■ **SET PROBLEM**
Reproduce the listing below exactly, minus its pictures.

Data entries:
###

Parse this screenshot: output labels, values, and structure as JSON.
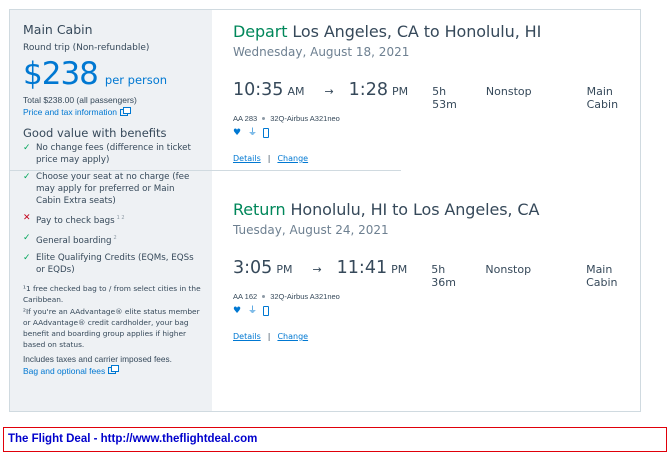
{
  "fare": {
    "cabin": "Main Cabin",
    "trip_type": "Round trip (Non-refundable)",
    "price": "$238",
    "per_person": "per person",
    "total": "Total $238.00 (all passengers)",
    "price_tax_link": "Price and tax information",
    "good_value_heading": "Good value with benefits",
    "benefits": [
      {
        "icon": "check-icon",
        "text": "No change fees (difference in ticket price may apply)",
        "sup": ""
      },
      {
        "icon": "check-icon",
        "text": "Choose your seat at no charge (fee may apply for preferred or Main Cabin Extra seats)",
        "sup": ""
      },
      {
        "icon": "cross-icon",
        "text": "Pay to check bags",
        "sup": "1 2"
      },
      {
        "icon": "check-icon",
        "text": "General boarding",
        "sup": "2"
      },
      {
        "icon": "check-icon",
        "text": "Elite Qualifying Credits (EQMs, EQSs or EQDs)",
        "sup": ""
      }
    ],
    "footnote_1": "¹1 free checked bag to / from select cities in the Caribbean.",
    "footnote_2": "²If you're an AAdvantage® elite status member or AAdvantage® credit cardholder, your bag benefit and boarding group applies if higher based on status.",
    "taxes_note": "Includes taxes and carrier imposed fees.",
    "bag_fees_link": "Bag and optional fees"
  },
  "segments": [
    {
      "direction": "Depart",
      "route": "Los Angeles, CA to Honolulu, HI",
      "date": "Wednesday, August 18, 2021",
      "depart_time": "10:35",
      "depart_ampm": "AM",
      "arrive_time": "1:28",
      "arrive_ampm": "PM",
      "duration": "5h 53m",
      "stops": "Nonstop",
      "cabin": "Main Cabin",
      "flight_no": "AA 283",
      "aircraft": "32Q-Airbus A321neo",
      "details": "Details",
      "change": "Change",
      "separator": "|"
    },
    {
      "direction": "Return",
      "route": "Honolulu, HI to Los Angeles, CA",
      "date": "Tuesday, August 24, 2021",
      "depart_time": "3:05",
      "depart_ampm": "PM",
      "arrive_time": "11:41",
      "arrive_ampm": "PM",
      "duration": "5h 36m",
      "stops": "Nonstop",
      "cabin": "Main Cabin",
      "flight_no": "AA 162",
      "aircraft": "32Q-Airbus A321neo",
      "details": "Details",
      "change": "Change",
      "separator": "|"
    }
  ],
  "footer": {
    "deal_text": "The Flight Deal - http://www.theflightdeal.com"
  },
  "colors": {
    "accent": "#0078d2",
    "direction": "#00875a",
    "check": "#00a65a",
    "cross": "#c30019",
    "sidebar_bg": "#eef1f4",
    "deal_border": "#e0000a",
    "deal_text": "#0000cc"
  }
}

###

■ **RESULT OF THE TASK**
Parse this screenshot: output labels, values, and structure as JSON.
{
  "fare": {
    "cabin": "Main Cabin",
    "trip_type": "Round trip (Non-refundable)",
    "price": "$238",
    "per_person": "per person",
    "total": "Total $238.00 (all passengers)",
    "price_tax_link": "Price and tax information",
    "good_value_heading": "Good value with benefits",
    "benefits": [
      {
        "icon": "check-icon",
        "text": "No change fees (difference in ticket price may apply)",
        "sup": ""
      },
      {
        "icon": "check-icon",
        "text": "Choose your seat at no charge (fee may apply for preferred or Main Cabin Extra seats)",
        "sup": ""
      },
      {
        "icon": "cross-icon",
        "text": "Pay to check bags",
        "sup": "1 2"
      },
      {
        "icon": "check-icon",
        "text": "General boarding",
        "sup": "2"
      },
      {
        "icon": "check-icon",
        "text": "Elite Qualifying Credits (EQMs, EQSs or EQDs)",
        "sup": ""
      }
    ],
    "footnote_1": "¹1 free checked bag to / from select cities in the Caribbean.",
    "footnote_2": "²If you're an AAdvantage® elite status member or AAdvantage® credit cardholder, your bag benefit and boarding group applies if higher based on status.",
    "taxes_note": "Includes taxes and carrier imposed fees.",
    "bag_fees_link": "Bag and optional fees"
  },
  "segments": [
    {
      "direction": "Depart",
      "route": "Los Angeles, CA to Honolulu, HI",
      "date": "Wednesday, August 18, 2021",
      "depart_time": "10:35",
      "depart_ampm": "AM",
      "arrive_time": "1:28",
      "arrive_ampm": "PM",
      "duration": "5h 53m",
      "stops": "Nonstop",
      "cabin": "Main Cabin",
      "flight_no": "AA 283",
      "aircraft": "32Q-Airbus A321neo",
      "details": "Details",
      "change": "Change",
      "separator": "|"
    },
    {
      "direction": "Return",
      "route": "Honolulu, HI to Los Angeles, CA",
      "date": "Tuesday, August 24, 2021",
      "depart_time": "3:05",
      "depart_ampm": "PM",
      "arrive_time": "11:41",
      "arrive_ampm": "PM",
      "duration": "5h 36m",
      "stops": "Nonstop",
      "cabin": "Main Cabin",
      "flight_no": "AA 162",
      "aircraft": "32Q-Airbus A321neo",
      "details": "Details",
      "change": "Change",
      "separator": "|"
    }
  ],
  "footer": {
    "deal_text": "The Flight Deal - http://www.theflightdeal.com"
  },
  "colors": {
    "accent": "#0078d2",
    "direction": "#00875a",
    "check": "#00a65a",
    "cross": "#c30019",
    "sidebar_bg": "#eef1f4",
    "deal_border": "#e0000a",
    "deal_text": "#0000cc"
  }
}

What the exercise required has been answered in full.